(Extracts from a graphics dataset)

# # # #

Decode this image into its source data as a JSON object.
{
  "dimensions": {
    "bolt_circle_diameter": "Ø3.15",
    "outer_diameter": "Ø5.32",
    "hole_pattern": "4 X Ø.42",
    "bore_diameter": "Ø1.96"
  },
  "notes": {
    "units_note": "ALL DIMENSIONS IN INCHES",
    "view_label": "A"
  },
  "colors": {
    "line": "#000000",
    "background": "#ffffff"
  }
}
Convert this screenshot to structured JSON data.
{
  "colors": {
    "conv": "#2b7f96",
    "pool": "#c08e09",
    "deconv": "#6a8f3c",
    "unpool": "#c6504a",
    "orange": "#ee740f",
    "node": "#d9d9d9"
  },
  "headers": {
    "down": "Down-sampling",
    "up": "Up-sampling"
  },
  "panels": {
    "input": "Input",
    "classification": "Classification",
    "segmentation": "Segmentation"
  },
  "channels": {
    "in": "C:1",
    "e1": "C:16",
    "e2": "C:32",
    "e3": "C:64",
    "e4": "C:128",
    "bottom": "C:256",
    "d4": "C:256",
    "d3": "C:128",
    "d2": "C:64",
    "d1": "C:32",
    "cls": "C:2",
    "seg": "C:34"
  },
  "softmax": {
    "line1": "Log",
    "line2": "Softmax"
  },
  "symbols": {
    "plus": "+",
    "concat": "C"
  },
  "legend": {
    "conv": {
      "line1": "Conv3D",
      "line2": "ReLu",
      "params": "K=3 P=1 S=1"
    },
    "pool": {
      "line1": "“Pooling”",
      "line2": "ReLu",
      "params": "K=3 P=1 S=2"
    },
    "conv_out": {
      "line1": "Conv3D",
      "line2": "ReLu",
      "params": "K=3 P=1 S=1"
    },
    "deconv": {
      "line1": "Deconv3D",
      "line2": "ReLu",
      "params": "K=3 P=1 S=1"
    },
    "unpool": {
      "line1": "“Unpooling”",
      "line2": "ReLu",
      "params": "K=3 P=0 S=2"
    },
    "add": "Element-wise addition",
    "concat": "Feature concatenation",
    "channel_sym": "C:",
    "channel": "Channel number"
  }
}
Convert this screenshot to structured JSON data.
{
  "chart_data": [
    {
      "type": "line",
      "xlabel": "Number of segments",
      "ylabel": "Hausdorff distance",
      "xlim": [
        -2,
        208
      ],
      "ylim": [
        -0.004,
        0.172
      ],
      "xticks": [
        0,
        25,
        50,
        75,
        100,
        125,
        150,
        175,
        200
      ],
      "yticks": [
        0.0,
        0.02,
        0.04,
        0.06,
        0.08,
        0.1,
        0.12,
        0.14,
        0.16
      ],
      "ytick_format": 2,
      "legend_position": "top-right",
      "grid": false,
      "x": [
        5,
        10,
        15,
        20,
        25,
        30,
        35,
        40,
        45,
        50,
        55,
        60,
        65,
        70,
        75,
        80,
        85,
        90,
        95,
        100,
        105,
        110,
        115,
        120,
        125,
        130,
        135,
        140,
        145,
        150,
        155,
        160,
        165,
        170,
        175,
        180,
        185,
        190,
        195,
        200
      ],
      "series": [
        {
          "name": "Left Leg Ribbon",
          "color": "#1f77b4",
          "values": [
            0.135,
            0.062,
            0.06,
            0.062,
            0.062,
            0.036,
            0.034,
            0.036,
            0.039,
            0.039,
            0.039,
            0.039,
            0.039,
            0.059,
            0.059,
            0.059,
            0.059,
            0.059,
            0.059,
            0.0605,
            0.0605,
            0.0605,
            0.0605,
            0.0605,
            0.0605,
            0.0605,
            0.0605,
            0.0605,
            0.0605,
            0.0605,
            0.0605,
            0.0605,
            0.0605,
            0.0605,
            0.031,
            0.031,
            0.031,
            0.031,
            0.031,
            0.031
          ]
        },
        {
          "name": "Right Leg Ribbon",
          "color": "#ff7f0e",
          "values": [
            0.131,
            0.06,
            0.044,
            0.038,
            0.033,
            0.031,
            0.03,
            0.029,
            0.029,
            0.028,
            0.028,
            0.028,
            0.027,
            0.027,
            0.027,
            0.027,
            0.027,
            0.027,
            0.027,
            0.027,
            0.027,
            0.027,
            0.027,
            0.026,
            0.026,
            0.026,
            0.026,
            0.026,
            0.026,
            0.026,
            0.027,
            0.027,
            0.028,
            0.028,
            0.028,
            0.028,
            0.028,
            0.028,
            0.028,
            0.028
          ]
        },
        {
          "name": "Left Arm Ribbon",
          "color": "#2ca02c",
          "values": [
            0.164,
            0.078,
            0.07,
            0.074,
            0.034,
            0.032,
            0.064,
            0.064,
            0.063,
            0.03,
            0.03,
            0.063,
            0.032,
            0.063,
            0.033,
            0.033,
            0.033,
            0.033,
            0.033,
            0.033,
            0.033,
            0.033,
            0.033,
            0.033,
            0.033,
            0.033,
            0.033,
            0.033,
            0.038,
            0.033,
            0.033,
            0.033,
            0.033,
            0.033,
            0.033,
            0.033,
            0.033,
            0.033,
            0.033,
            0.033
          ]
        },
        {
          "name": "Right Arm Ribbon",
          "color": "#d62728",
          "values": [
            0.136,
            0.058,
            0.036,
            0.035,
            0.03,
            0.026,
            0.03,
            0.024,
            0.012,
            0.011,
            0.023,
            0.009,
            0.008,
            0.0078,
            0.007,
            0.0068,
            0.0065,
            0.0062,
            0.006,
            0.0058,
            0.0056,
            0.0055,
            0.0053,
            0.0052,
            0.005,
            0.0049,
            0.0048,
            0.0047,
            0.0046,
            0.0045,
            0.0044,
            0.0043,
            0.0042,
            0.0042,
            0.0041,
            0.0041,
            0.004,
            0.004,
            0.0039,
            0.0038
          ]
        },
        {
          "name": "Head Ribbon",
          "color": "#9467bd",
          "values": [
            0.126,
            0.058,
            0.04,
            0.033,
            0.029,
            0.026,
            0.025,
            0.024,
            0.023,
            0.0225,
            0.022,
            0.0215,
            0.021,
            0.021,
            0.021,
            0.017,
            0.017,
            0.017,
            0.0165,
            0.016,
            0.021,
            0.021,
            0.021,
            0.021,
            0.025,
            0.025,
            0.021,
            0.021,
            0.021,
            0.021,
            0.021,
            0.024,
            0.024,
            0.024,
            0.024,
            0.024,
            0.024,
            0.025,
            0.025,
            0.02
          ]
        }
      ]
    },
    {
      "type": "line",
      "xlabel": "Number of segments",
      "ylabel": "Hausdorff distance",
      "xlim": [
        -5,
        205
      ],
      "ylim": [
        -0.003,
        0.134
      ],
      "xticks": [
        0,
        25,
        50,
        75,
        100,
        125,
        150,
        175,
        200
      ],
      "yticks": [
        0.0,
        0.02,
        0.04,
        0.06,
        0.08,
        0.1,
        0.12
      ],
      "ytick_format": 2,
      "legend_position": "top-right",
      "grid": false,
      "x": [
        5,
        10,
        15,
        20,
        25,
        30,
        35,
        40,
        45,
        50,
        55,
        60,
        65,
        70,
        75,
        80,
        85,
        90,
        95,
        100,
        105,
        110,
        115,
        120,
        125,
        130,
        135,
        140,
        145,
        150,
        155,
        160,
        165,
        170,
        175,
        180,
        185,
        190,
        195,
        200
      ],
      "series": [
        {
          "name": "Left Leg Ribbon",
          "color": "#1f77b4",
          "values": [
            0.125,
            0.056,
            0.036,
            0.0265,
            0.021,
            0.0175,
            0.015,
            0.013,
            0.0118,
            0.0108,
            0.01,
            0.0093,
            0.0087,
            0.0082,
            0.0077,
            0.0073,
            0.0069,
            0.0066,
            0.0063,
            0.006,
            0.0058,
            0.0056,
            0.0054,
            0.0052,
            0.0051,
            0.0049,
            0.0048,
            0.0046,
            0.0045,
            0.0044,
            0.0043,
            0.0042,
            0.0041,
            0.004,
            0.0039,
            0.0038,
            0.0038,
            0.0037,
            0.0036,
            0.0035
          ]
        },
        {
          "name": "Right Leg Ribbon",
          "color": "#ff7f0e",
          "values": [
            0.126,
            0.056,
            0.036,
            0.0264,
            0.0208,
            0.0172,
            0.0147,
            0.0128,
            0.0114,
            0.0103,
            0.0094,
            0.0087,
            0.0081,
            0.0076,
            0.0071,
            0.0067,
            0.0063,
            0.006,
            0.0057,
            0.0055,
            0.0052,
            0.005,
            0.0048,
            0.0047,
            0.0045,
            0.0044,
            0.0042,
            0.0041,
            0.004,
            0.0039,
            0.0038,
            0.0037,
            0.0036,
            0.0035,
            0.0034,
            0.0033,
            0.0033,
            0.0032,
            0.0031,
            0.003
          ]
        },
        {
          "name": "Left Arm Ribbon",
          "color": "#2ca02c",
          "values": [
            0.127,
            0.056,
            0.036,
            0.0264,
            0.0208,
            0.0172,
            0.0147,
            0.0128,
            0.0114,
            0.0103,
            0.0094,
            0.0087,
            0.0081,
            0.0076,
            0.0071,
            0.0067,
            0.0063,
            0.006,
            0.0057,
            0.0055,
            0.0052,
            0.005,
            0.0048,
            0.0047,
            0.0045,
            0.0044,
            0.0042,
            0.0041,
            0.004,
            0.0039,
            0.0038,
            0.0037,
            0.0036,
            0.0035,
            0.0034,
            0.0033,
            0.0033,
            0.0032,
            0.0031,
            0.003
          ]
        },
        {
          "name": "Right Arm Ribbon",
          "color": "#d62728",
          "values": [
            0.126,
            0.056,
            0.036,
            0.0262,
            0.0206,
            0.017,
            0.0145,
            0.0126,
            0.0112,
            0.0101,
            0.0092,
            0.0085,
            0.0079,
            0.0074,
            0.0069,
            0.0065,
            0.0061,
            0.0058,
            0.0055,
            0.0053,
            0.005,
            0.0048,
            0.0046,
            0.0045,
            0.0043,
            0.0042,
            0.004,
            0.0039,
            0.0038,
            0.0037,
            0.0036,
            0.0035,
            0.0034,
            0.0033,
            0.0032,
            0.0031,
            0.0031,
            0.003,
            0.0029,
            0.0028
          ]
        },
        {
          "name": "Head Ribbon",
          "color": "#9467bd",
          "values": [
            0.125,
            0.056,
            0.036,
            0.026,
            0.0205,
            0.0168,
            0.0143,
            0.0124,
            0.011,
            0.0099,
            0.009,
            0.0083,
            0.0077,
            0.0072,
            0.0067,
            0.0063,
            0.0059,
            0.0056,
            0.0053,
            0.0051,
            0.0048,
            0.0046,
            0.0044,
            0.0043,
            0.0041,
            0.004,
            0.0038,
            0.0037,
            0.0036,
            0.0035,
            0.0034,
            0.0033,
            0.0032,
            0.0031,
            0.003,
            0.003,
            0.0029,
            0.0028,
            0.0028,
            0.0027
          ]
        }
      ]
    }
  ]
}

# # # #

Each line in the data that holds the string "concat" should be found and copied.

Written solution ->
    "concat": "C"
    "concat": "Feature concatenation",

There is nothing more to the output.